>> BEGIN

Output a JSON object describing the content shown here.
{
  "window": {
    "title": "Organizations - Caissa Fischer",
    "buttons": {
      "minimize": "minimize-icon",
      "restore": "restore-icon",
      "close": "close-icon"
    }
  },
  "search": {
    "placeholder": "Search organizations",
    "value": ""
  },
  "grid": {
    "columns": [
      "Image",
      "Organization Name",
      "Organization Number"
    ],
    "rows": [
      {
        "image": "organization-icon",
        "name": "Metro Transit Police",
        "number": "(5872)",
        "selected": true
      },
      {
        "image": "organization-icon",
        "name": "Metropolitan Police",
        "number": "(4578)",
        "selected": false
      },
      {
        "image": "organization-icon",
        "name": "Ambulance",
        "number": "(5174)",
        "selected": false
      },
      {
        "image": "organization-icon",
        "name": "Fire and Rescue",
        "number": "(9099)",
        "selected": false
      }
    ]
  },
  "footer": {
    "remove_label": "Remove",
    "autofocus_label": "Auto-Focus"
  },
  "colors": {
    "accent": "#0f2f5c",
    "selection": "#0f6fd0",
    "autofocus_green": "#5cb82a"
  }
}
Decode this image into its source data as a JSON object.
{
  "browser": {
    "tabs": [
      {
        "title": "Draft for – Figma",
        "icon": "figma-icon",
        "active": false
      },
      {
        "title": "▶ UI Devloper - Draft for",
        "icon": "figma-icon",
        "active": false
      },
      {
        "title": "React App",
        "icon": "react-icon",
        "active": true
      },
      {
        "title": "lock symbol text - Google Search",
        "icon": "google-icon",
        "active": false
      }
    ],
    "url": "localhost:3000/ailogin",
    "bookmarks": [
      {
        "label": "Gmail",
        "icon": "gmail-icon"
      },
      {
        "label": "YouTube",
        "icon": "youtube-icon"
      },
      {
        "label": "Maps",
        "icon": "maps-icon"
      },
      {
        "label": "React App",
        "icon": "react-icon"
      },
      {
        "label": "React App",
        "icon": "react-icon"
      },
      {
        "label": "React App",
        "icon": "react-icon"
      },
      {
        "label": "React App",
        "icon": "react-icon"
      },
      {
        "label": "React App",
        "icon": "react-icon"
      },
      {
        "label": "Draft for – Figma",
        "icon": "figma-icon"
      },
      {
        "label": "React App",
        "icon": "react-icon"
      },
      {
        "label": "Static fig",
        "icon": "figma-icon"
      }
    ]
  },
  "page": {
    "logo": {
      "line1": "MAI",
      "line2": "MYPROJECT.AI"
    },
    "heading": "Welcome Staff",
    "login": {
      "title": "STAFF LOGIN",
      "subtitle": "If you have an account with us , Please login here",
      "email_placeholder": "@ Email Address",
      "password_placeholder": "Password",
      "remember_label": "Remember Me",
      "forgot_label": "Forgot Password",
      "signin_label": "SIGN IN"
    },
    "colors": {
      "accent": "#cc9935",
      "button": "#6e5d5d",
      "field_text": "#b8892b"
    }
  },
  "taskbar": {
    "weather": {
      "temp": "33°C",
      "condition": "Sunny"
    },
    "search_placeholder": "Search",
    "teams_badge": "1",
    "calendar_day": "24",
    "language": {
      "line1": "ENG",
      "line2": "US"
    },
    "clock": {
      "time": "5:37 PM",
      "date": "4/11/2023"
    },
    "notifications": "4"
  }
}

>> END

Reproduce the material in full, with no word added or dropped.

Output a JSON object describing the content shown here.
{
  "window": {
    "title": "Organizations - Caissa Fischer",
    "buttons": {
      "minimize": "minimize-icon",
      "restore": "restore-icon",
      "close": "close-icon"
    }
  },
  "search": {
    "placeholder": "Search organizations",
    "value": ""
  },
  "grid": {
    "columns": [
      "Image",
      "Organization Name",
      "Organization Number"
    ],
    "rows": [
      {
        "image": "organization-icon",
        "name": "Metro Transit Police",
        "number": "(5872)",
        "selected": true
      },
      {
        "image": "organization-icon",
        "name": "Metropolitan Police",
        "number": "(4578)",
        "selected": false
      },
      {
        "image": "organization-icon",
        "name": "Ambulance",
        "number": "(5174)",
        "selected": false
      },
      {
        "image": "organization-icon",
        "name": "Fire and Rescue",
        "number": "(9099)",
        "selected": false
      }
    ]
  },
  "footer": {
    "remove_label": "Remove",
    "autofocus_label": "Auto-Focus"
  },
  "colors": {
    "accent": "#0f2f5c",
    "selection": "#0f6fd0",
    "autofocus_green": "#5cb82a"
  }
}
Decode this image into its source data as a JSON object.
{
  "browser": {
    "tabs": [
      {
        "title": "Draft for – Figma",
        "icon": "figma-icon",
        "active": false
      },
      {
        "title": "▶ UI Devloper - Draft for",
        "icon": "figma-icon",
        "active": false
      },
      {
        "title": "React App",
        "icon": "react-icon",
        "active": true
      },
      {
        "title": "lock symbol text - Google Search",
        "icon": "google-icon",
        "active": false
      }
    ],
    "url": "localhost:3000/ailogin",
    "bookmarks": [
      {
        "label": "Gmail",
        "icon": "gmail-icon"
      },
      {
        "label": "YouTube",
        "icon": "youtube-icon"
      },
      {
        "label": "Maps",
        "icon": "maps-icon"
      },
      {
        "label": "React App",
        "icon": "react-icon"
      },
      {
        "label": "React App",
        "icon": "react-icon"
      },
      {
        "label": "React App",
        "icon": "react-icon"
      },
      {
        "label": "React App",
        "icon": "react-icon"
      },
      {
        "label": "React App",
        "icon": "react-icon"
      },
      {
        "label": "Draft for – Figma",
        "icon": "figma-icon"
      },
      {
        "label": "React App",
        "icon": "react-icon"
      },
      {
        "label": "Static fig",
        "icon": "figma-icon"
      }
    ]
  },
  "page": {
    "logo": {
      "line1": "MAI",
      "line2": "MYPROJECT.AI"
    },
    "heading": "Welcome Staff",
    "login": {
      "title": "STAFF LOGIN",
      "subtitle": "If you have an account with us , Please login here",
      "email_placeholder": "@ Email Address",
      "password_placeholder": "Password",
      "remember_label": "Remember Me",
      "forgot_label": "Forgot Password",
      "signin_label": "SIGN IN"
    },
    "colors": {
      "accent": "#cc9935",
      "button": "#6e5d5d",
      "field_text": "#b8892b"
    }
  },
  "taskbar": {
    "weather": {
      "temp": "33°C",
      "condition": "Sunny"
    },
    "search_placeholder": "Search",
    "teams_badge": "1",
    "calendar_day": "24",
    "language": {
      "line1": "ENG",
      "line2": "US"
    },
    "clock": {
      "time": "5:37 PM",
      "date": "4/11/2023"
    },
    "notifications": "4"
  }
}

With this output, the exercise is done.